--- start of Source data ---

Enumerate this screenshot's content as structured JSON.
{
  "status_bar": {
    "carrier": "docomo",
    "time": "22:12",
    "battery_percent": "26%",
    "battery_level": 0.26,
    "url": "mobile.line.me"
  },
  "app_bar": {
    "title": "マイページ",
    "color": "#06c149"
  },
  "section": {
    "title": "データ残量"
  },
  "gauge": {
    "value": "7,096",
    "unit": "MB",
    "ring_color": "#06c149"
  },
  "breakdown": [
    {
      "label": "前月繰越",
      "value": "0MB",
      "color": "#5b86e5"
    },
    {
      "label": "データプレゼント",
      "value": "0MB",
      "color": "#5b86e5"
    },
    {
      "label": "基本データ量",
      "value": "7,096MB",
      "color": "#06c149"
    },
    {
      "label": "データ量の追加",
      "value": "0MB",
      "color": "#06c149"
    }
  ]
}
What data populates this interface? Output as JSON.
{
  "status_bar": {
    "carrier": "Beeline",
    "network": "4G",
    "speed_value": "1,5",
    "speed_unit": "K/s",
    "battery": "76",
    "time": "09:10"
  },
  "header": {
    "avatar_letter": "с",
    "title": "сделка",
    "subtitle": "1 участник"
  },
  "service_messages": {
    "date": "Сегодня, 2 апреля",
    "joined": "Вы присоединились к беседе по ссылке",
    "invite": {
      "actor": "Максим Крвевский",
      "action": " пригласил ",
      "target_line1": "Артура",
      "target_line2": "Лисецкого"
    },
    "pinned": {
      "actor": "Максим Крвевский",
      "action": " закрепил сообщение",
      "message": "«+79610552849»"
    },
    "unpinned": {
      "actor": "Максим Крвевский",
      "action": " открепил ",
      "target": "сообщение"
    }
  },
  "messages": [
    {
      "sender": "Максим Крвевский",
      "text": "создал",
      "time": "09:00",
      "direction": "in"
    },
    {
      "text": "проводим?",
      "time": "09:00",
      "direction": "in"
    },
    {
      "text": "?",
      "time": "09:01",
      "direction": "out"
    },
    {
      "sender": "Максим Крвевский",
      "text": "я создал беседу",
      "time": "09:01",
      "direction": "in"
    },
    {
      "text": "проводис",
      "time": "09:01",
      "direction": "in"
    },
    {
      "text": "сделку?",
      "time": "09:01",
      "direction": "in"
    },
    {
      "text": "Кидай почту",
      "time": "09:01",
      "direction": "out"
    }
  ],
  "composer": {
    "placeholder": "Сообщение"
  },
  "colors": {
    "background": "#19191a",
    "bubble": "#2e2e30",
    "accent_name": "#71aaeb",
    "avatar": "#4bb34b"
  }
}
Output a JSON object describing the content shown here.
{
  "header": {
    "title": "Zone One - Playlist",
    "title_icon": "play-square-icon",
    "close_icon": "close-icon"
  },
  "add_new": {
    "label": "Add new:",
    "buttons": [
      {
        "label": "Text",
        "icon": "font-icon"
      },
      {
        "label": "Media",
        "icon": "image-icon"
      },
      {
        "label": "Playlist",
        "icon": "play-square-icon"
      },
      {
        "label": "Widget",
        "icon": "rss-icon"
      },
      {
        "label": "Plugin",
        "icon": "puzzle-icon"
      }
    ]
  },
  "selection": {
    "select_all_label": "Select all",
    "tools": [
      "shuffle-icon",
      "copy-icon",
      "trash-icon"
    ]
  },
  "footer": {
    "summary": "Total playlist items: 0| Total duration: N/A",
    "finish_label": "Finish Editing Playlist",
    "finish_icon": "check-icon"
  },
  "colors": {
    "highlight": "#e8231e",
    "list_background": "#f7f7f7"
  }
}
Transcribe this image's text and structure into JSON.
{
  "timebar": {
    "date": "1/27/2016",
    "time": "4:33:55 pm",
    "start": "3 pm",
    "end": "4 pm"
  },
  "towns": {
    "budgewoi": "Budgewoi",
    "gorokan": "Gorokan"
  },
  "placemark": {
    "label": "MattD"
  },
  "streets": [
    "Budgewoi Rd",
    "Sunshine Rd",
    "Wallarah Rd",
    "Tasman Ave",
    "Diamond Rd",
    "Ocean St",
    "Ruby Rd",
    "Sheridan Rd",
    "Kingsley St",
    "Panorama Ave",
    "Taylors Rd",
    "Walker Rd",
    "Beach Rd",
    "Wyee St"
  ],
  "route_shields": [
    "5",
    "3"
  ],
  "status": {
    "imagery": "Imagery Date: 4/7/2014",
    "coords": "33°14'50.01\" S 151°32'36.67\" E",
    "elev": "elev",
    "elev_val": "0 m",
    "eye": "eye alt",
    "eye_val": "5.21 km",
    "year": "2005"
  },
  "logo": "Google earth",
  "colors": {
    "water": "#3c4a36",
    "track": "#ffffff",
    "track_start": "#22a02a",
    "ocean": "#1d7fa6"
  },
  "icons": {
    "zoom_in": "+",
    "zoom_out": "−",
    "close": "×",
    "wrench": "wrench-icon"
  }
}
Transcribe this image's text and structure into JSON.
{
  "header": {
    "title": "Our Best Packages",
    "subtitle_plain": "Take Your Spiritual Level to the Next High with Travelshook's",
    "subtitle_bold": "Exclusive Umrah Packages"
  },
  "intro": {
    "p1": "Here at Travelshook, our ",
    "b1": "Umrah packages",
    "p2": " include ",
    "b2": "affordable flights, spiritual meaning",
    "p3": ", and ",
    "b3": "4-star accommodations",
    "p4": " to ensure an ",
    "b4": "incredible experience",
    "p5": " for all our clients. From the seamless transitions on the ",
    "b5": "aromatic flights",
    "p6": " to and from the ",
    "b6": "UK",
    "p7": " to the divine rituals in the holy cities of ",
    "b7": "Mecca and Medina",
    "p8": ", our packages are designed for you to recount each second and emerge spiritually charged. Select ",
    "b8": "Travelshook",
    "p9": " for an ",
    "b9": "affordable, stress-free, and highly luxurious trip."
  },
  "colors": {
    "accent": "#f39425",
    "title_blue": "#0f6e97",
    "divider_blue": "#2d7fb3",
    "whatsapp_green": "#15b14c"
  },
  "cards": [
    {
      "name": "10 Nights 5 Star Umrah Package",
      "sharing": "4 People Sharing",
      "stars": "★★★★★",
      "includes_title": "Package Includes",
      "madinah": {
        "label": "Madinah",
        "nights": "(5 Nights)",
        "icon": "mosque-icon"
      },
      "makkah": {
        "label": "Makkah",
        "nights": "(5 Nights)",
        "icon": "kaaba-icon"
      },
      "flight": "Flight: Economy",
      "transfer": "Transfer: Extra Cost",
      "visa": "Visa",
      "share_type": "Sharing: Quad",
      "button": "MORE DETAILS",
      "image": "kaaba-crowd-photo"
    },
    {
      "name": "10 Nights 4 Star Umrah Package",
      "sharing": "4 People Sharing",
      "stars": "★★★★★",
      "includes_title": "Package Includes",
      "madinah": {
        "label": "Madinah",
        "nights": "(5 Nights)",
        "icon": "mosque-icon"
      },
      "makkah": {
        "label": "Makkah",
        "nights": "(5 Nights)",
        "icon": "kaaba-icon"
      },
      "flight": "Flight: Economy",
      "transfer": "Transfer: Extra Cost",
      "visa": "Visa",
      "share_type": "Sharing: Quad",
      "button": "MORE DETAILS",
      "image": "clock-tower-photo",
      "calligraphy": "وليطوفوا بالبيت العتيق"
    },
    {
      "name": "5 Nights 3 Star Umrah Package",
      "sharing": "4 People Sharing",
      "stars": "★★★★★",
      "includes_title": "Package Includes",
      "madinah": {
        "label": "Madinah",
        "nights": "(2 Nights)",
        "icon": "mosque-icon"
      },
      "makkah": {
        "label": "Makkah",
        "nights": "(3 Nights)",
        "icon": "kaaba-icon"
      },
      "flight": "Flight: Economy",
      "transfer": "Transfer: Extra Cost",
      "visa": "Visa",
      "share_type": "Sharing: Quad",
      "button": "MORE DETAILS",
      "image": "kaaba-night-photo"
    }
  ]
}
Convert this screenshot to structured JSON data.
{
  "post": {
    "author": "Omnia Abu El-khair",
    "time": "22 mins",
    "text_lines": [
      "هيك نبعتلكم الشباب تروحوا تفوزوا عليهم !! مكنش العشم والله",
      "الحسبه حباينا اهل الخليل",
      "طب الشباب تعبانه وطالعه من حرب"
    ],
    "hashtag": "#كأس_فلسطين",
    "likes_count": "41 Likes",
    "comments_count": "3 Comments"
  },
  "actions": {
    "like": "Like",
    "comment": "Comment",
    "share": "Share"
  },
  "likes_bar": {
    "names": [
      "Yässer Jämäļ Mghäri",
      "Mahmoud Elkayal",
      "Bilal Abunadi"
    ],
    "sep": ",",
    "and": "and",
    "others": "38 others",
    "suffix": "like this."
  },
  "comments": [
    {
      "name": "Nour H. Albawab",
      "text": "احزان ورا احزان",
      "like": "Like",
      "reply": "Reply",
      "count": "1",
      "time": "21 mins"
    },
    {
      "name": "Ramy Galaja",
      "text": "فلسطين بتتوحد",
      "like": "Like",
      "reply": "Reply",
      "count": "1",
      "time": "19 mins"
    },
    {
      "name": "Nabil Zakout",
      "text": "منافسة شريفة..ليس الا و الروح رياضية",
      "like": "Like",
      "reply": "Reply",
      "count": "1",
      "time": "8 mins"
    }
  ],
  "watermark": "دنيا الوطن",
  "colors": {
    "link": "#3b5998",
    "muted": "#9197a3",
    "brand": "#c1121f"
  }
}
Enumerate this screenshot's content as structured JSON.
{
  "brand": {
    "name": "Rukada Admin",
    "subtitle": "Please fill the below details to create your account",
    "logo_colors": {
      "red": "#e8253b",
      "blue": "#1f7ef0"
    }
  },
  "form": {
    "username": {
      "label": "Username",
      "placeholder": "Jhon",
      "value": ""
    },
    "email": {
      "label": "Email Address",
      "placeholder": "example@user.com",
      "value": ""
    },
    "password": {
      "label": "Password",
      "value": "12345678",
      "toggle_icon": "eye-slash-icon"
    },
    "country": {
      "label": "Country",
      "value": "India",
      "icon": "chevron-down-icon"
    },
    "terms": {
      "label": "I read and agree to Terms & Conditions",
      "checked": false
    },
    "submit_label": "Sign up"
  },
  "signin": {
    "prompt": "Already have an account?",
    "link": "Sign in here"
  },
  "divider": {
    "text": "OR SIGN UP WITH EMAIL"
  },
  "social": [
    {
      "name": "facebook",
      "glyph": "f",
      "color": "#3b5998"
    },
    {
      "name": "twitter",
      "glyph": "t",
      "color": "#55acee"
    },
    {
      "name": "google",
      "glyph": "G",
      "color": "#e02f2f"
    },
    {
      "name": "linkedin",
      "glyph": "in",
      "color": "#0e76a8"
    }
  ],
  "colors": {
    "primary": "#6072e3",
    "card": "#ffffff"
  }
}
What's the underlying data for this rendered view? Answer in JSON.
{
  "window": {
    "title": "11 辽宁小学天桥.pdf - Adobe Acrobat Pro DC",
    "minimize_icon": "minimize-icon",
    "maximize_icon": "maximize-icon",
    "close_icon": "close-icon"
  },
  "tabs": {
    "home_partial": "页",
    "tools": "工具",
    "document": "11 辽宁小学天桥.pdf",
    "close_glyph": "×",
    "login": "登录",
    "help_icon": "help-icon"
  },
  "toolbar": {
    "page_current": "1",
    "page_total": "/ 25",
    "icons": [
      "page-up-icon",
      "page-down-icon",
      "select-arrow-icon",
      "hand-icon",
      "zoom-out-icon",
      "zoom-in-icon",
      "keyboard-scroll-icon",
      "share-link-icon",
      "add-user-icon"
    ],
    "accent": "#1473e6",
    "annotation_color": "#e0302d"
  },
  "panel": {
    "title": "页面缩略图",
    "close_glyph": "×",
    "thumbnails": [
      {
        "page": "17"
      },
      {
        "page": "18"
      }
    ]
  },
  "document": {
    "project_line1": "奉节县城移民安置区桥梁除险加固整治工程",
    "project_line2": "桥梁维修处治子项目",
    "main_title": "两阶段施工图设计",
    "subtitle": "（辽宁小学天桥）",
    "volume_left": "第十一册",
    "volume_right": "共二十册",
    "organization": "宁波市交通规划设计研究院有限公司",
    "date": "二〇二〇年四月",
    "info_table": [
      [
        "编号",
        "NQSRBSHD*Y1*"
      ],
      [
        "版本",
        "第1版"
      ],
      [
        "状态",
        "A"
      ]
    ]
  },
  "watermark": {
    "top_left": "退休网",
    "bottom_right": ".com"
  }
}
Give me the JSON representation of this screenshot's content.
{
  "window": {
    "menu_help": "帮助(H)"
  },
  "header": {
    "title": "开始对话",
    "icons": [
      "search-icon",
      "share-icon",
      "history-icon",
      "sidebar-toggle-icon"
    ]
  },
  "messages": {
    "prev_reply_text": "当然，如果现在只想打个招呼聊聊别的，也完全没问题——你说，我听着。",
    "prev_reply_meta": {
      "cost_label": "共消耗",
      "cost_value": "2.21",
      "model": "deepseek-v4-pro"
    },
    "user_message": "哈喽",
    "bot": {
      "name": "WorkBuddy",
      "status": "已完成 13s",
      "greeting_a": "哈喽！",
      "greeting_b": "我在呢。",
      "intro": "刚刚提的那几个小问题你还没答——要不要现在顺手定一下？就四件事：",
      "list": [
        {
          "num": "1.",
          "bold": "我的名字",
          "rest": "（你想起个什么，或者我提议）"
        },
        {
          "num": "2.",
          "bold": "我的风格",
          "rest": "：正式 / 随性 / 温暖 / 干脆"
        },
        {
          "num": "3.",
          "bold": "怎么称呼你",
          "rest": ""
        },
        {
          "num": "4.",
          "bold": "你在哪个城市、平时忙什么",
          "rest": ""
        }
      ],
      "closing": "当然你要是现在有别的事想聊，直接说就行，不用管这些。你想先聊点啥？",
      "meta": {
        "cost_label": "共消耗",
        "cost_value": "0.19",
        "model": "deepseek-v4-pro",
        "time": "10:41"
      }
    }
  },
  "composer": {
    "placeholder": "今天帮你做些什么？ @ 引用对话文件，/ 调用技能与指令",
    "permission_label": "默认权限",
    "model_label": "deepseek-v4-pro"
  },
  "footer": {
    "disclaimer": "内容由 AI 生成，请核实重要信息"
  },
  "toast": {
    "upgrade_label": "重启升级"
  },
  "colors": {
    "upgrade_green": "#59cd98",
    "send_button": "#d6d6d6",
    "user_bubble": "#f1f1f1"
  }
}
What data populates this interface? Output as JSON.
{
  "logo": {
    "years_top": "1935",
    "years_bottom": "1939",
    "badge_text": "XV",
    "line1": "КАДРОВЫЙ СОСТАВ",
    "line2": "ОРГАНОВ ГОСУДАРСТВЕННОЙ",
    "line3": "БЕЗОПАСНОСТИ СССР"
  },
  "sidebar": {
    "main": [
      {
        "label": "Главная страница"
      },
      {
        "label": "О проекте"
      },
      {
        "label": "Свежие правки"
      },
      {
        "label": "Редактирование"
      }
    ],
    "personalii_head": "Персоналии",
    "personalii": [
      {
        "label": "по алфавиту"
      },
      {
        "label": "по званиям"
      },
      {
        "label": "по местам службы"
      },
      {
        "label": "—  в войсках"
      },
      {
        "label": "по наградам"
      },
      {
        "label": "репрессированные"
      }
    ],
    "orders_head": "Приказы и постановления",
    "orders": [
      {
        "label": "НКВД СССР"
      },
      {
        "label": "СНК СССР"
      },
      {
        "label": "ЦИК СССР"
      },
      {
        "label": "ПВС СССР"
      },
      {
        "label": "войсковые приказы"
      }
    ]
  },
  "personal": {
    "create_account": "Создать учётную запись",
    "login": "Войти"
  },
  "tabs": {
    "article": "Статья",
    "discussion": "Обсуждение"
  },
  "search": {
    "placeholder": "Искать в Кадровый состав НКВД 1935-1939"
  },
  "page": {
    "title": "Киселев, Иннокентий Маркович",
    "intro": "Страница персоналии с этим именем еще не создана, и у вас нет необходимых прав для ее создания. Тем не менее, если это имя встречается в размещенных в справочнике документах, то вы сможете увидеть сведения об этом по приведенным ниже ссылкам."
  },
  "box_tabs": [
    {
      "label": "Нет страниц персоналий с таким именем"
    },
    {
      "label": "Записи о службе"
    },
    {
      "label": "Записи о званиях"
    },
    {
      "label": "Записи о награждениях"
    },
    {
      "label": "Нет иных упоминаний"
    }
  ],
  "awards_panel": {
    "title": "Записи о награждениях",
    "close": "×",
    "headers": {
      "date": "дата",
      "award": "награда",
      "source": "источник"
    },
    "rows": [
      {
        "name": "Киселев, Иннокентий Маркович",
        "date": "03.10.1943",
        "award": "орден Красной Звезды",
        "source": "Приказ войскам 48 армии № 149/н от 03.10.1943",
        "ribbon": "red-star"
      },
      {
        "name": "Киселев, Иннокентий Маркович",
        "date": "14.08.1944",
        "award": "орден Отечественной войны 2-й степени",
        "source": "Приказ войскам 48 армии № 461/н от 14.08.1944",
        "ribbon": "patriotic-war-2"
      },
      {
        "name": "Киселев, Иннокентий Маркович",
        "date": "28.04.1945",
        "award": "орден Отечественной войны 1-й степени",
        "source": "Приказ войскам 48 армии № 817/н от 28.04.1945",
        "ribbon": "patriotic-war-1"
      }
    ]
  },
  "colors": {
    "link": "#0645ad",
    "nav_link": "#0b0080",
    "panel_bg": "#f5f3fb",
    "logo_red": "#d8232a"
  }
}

--- end of Source data ---

Task:
Select all lines in the listing above where the word "photo" appears, and show them.

Correct result:
      "image": "kaaba-crowd-photo"
      "image": "clock-tower-photo",
      "image": "kaaba-night-photo"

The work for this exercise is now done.